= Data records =
— Start —

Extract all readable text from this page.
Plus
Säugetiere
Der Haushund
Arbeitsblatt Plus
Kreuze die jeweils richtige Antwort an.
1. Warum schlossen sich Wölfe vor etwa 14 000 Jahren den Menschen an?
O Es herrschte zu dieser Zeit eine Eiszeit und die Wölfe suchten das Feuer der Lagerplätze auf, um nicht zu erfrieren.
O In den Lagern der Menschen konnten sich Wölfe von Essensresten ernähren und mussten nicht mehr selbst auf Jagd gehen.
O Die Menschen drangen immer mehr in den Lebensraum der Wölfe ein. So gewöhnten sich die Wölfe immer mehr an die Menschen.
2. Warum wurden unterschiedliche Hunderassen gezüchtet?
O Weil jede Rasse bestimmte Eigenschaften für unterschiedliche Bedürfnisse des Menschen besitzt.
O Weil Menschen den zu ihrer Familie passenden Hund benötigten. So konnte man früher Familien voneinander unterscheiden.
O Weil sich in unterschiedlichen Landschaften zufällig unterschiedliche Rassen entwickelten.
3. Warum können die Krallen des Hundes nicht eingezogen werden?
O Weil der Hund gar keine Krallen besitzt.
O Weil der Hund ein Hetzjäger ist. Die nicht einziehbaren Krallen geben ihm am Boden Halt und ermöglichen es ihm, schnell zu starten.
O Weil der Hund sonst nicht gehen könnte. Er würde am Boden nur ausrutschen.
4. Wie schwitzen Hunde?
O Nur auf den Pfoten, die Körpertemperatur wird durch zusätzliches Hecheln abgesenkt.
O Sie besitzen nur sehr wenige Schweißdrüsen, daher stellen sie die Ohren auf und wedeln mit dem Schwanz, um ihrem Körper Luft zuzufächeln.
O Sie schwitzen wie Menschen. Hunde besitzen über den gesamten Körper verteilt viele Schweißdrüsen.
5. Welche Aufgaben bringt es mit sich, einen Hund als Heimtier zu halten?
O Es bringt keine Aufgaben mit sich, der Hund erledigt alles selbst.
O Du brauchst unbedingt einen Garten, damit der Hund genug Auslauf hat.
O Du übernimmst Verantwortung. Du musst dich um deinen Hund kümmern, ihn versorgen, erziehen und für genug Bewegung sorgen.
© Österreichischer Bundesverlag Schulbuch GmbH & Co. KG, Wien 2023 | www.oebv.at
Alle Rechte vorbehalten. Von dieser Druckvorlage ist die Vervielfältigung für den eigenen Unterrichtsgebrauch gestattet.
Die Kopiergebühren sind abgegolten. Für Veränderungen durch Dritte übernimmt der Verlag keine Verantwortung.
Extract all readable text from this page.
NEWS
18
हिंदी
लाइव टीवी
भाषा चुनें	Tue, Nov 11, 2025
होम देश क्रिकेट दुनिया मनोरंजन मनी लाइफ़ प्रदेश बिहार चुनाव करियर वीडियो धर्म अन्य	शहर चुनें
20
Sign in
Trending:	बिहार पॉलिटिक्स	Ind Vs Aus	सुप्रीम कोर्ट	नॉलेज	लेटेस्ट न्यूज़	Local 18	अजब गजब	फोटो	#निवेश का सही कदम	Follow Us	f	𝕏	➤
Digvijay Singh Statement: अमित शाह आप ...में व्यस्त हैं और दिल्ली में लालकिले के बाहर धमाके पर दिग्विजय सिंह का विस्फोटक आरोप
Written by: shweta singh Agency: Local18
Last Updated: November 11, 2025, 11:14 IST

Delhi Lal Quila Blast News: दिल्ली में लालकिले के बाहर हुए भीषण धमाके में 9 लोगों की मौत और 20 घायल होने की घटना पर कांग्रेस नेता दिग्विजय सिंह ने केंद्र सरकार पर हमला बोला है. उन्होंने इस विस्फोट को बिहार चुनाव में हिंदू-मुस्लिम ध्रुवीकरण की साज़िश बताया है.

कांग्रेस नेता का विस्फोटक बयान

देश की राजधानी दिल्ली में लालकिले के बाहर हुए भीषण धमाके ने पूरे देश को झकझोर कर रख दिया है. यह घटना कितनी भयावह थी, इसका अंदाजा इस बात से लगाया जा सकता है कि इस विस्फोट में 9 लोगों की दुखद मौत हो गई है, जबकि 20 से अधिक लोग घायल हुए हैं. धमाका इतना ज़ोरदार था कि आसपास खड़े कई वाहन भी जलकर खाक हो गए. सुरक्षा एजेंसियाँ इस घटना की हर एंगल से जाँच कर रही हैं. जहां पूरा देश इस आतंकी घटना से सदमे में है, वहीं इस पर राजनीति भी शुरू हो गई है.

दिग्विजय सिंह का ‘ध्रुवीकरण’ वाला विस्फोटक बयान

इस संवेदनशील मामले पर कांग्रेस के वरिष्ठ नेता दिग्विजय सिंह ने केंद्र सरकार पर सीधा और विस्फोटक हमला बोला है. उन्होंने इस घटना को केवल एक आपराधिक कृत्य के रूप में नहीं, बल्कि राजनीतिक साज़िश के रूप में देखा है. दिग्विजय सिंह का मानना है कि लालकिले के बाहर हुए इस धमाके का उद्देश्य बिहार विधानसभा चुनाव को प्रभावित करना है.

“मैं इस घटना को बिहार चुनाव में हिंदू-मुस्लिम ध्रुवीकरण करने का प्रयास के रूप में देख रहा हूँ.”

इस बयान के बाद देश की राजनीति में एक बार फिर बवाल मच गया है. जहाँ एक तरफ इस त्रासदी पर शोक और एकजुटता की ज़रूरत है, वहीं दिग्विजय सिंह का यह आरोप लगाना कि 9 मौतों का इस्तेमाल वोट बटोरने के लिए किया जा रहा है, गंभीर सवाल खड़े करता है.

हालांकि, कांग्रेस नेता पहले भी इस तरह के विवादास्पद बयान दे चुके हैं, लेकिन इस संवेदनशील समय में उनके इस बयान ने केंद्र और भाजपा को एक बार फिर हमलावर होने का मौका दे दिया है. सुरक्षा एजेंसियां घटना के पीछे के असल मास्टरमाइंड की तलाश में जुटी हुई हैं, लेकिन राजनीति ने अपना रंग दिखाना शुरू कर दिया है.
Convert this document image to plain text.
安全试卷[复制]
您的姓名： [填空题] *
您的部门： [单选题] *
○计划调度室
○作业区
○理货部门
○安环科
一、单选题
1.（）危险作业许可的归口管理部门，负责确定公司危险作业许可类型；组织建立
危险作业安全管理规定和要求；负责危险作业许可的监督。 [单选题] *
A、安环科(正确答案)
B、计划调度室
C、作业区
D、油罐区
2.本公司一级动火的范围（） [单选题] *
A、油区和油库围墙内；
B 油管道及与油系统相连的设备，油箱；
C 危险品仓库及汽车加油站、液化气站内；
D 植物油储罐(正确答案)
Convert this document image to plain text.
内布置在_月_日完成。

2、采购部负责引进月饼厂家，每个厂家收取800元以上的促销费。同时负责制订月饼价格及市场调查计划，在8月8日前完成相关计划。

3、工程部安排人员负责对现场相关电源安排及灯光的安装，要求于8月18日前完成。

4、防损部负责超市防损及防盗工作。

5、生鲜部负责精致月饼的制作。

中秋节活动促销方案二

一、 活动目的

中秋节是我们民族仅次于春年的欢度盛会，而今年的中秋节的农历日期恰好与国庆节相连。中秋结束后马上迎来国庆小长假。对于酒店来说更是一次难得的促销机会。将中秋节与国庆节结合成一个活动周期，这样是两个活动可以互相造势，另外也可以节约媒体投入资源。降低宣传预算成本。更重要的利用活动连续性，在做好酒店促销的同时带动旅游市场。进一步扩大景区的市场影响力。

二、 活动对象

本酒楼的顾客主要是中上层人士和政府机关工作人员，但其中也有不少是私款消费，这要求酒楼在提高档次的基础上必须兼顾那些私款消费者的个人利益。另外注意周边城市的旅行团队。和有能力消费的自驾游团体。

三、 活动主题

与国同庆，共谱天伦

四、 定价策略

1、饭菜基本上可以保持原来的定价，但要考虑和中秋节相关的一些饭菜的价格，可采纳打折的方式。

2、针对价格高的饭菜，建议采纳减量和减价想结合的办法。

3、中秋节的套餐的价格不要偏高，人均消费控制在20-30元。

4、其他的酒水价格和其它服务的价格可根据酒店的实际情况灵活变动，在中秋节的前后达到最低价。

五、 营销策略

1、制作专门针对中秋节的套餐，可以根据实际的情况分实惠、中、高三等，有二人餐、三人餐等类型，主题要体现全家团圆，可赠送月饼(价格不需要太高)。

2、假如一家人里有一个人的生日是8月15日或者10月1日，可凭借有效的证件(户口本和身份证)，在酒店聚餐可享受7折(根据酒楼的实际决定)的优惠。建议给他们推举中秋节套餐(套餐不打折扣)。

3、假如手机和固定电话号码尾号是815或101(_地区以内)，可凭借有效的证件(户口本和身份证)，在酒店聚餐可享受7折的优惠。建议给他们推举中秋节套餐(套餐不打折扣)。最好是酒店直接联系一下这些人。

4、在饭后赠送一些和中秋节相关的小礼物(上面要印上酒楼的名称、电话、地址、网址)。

— End —

= WORK TO COMPLETE =
Among the entries above, how many lines include the word "selbst"? Reply with the number only.

= COMPLETE ANSWER =
2